** START Data listing **
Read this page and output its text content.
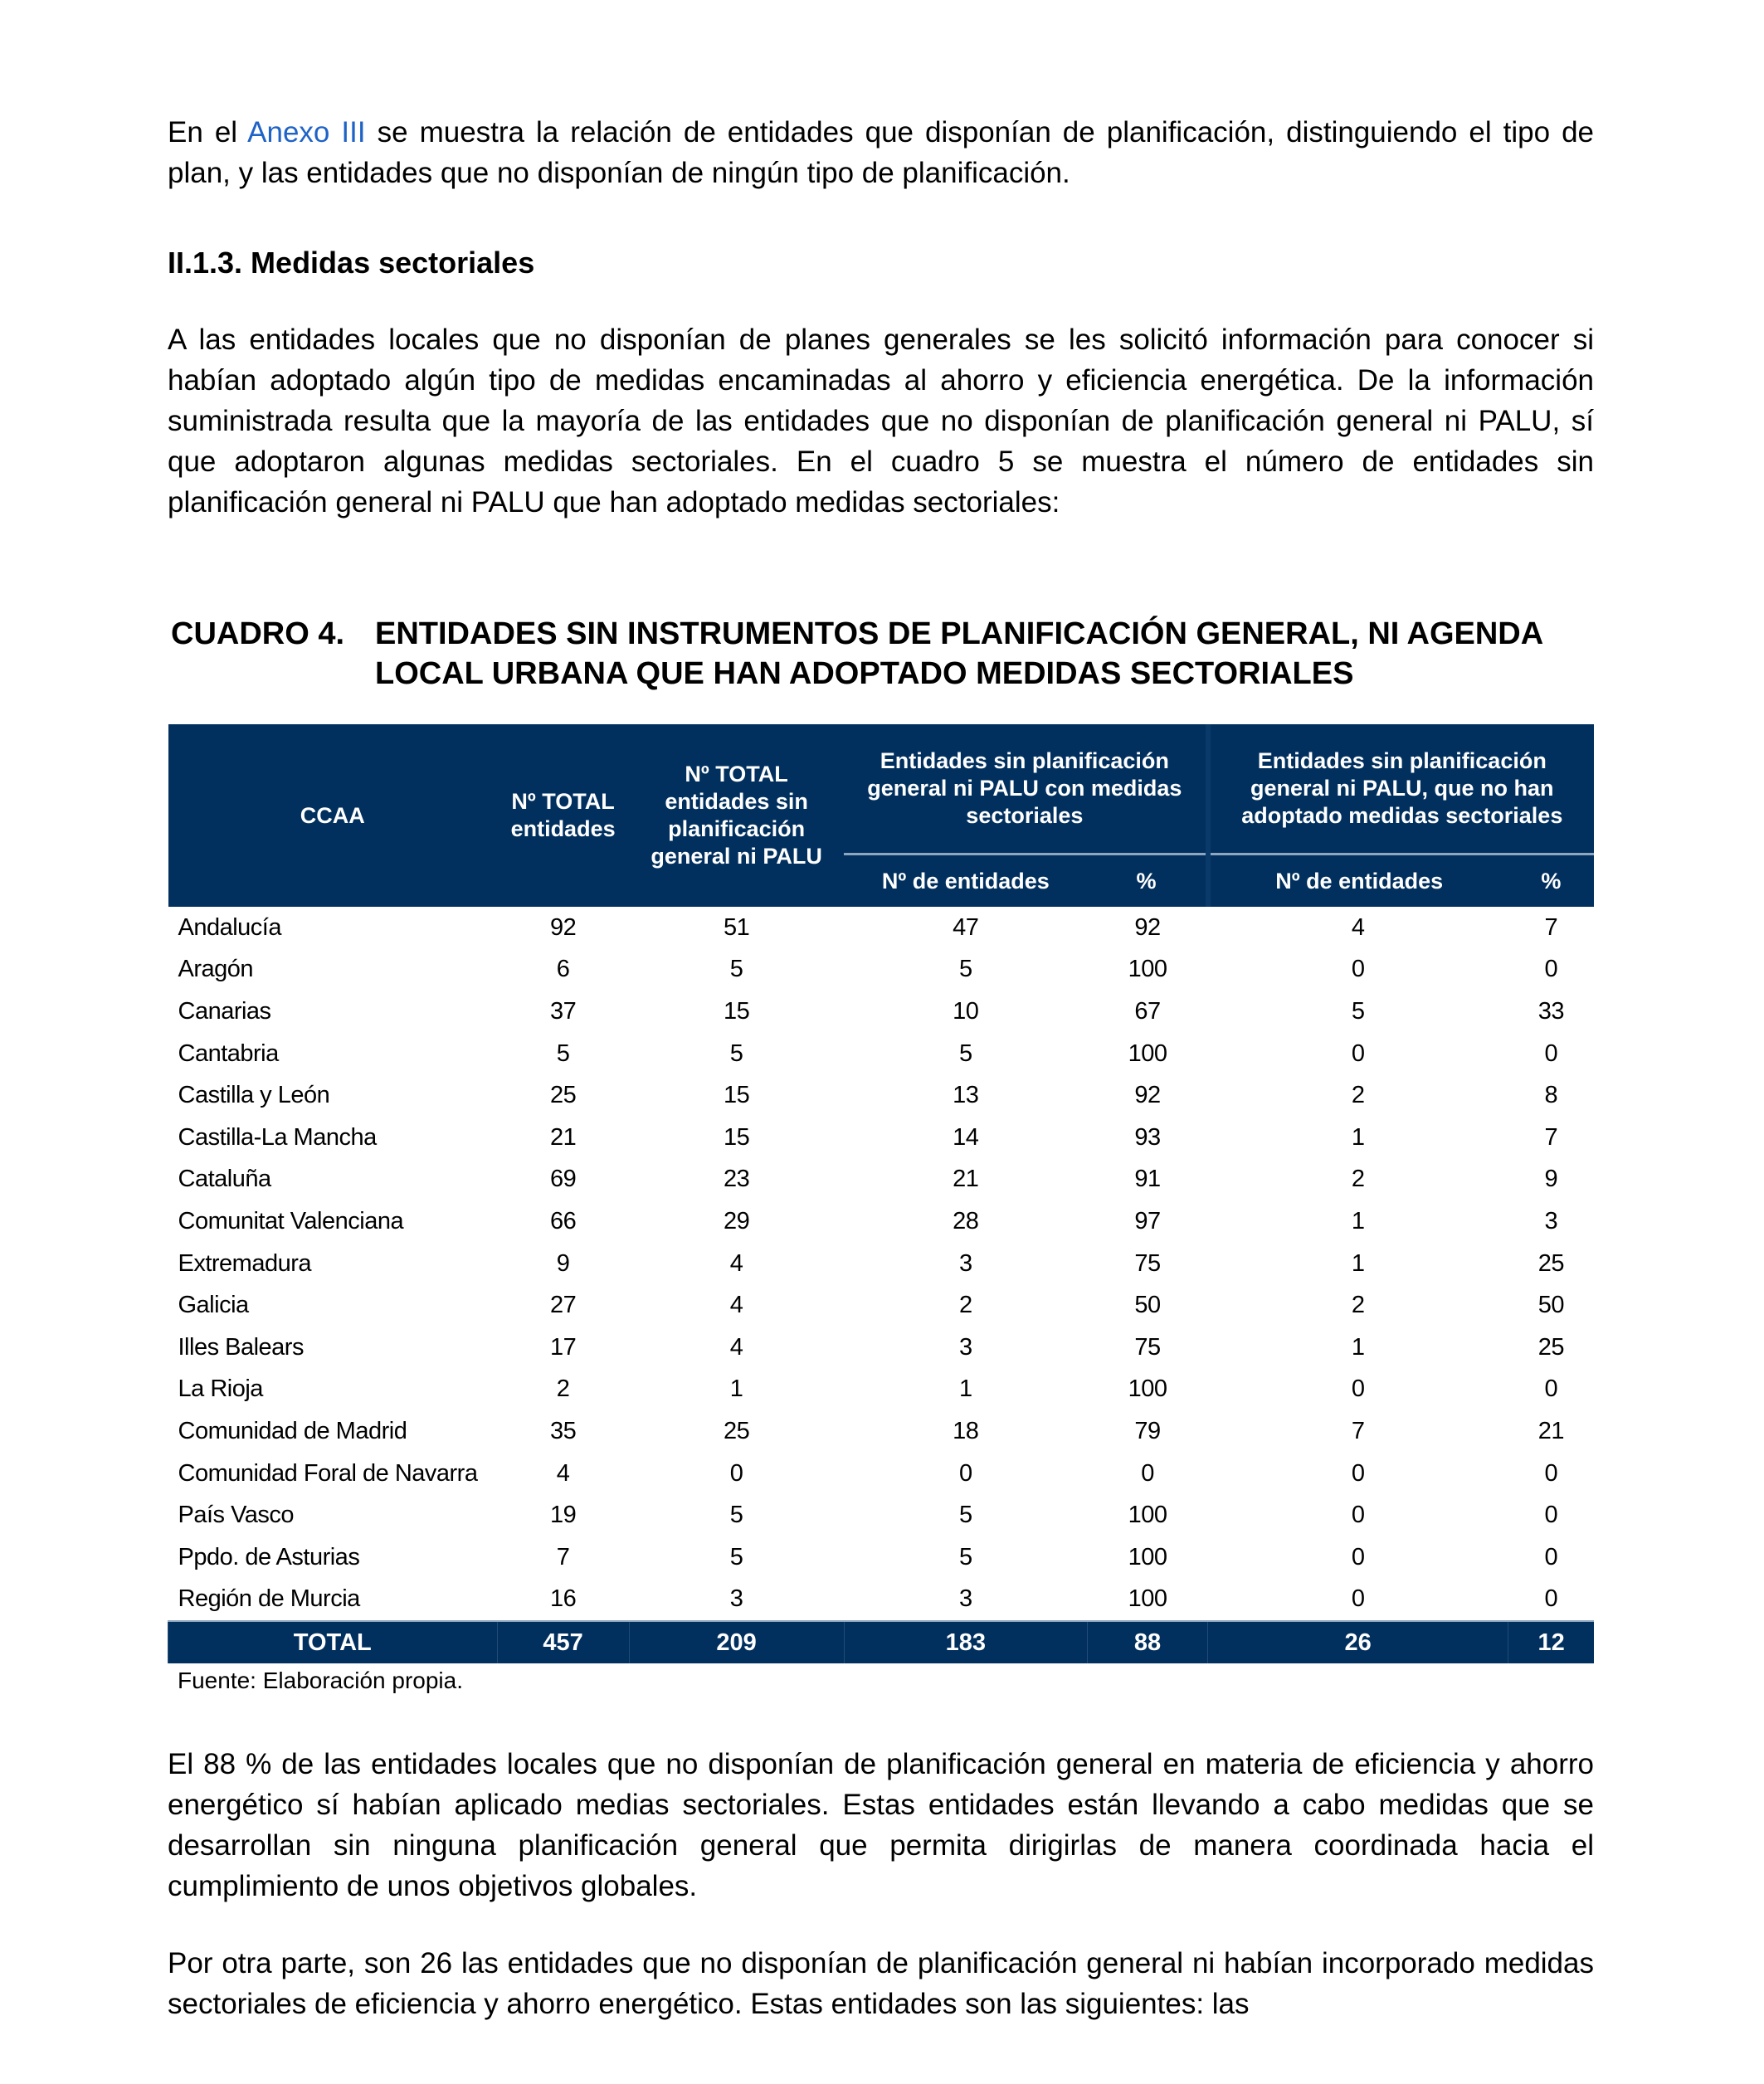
En el Anexo III se muestra la relación de entidades que disponían de planificación, distinguiendo el tipo de plan, y las entidades que no disponían de ningún tipo de planificación.

II.1.3. Medidas sectoriales

A las entidades locales que no disponían de planes generales se les solicitó información para conocer si habían adoptado algún tipo de medidas encaminadas al ahorro y eficiencia energética. De la información suministrada resulta que la mayoría de las entidades que no disponían de planificación general ni PALU, sí que adoptaron algunas medidas sectoriales. En el cuadro 5 se muestra el número de entidades sin planificación general ni PALU que han adoptado medidas sectoriales:

CUADRO 4. ENTIDADES SIN INSTRUMENTOS DE PLANIFICACIÓN GENERAL, NI AGENDA
LOCAL URBANA QUE HAN ADOPTADO MEDIDAS SECTORIALES
CCAA	Nº TOTAL entidades	Nº TOTAL entidades sin planificación general ni PALU	Entidades sin planificación general ni PALU con medidas sectoriales		Entidades sin planificación general ni PALU, que no han adoptado medidas sectoriales	
			Nº de entidades	%	Nº de entidades	%
Andalucía	92	51	47	92	4	7
Aragón	6	5	5	100	0	0
Canarias	37	15	10	67	5	33
Cantabria	5	5	5	100	0	0
Castilla y León	25	15	13	92	2	8
Castilla-La Mancha	21	15	14	93	1	7
Cataluña	69	23	21	91	2	9
Comunitat Valenciana	66	29	28	97	1	3
Extremadura	9	4	3	75	1	25
Galicia	27	4	2	50	2	50
Illes Balears	17	4	3	75	1	25
La Rioja	2	1	1	100	0	0
Comunidad de Madrid	35	25	18	79	7	21
Comunidad Foral de Navarra	4	0	0	0	0	0
País Vasco	19	5	5	100	0	0
Ppdo. de Asturias	7	5	5	100	0	0
Región de Murcia	16	3	3	100	0	0
TOTAL	457	209	183	88	26	12
Fuente: Elaboración propia.

El 88 % de las entidades locales que no disponían de planificación general en materia de eficiencia y ahorro energético sí habían aplicado medias sectoriales. Estas entidades están llevando a cabo medidas que se desarrollan sin ninguna planificación general que permita dirigirlas de manera coordinada hacia el cumplimiento de unos objetivos globales.

Por otra parte, son 26 las entidades que no disponían de planificación general ni habían incorporado medidas sectoriales de eficiencia y ahorro energético. Estas entidades son las siguientes: las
** END Data listing **
Problem to work on:
Check each line of the records for "muestra" and copy the ones that contain it.

Final result:
En el Anexo III se muestra la relación de entidades que disponían de planificación, distinguiendo el tipo de plan, y las entidades que no disponían de ningún tipo de planificación.
A las entidades locales que no disponían de planes generales se les solicitó información para conocer si habían adoptado algún tipo de medidas encaminadas al ahorro y eficiencia energética. De la información suministrada resulta que la mayoría de las entidades que no disponían de planificación general ni PALU, sí que adoptaron algunas medidas sectoriales. En el cuadro 5 se muestra el número de entidades sin planificación general ni PALU que han adoptado medidas sectoriales:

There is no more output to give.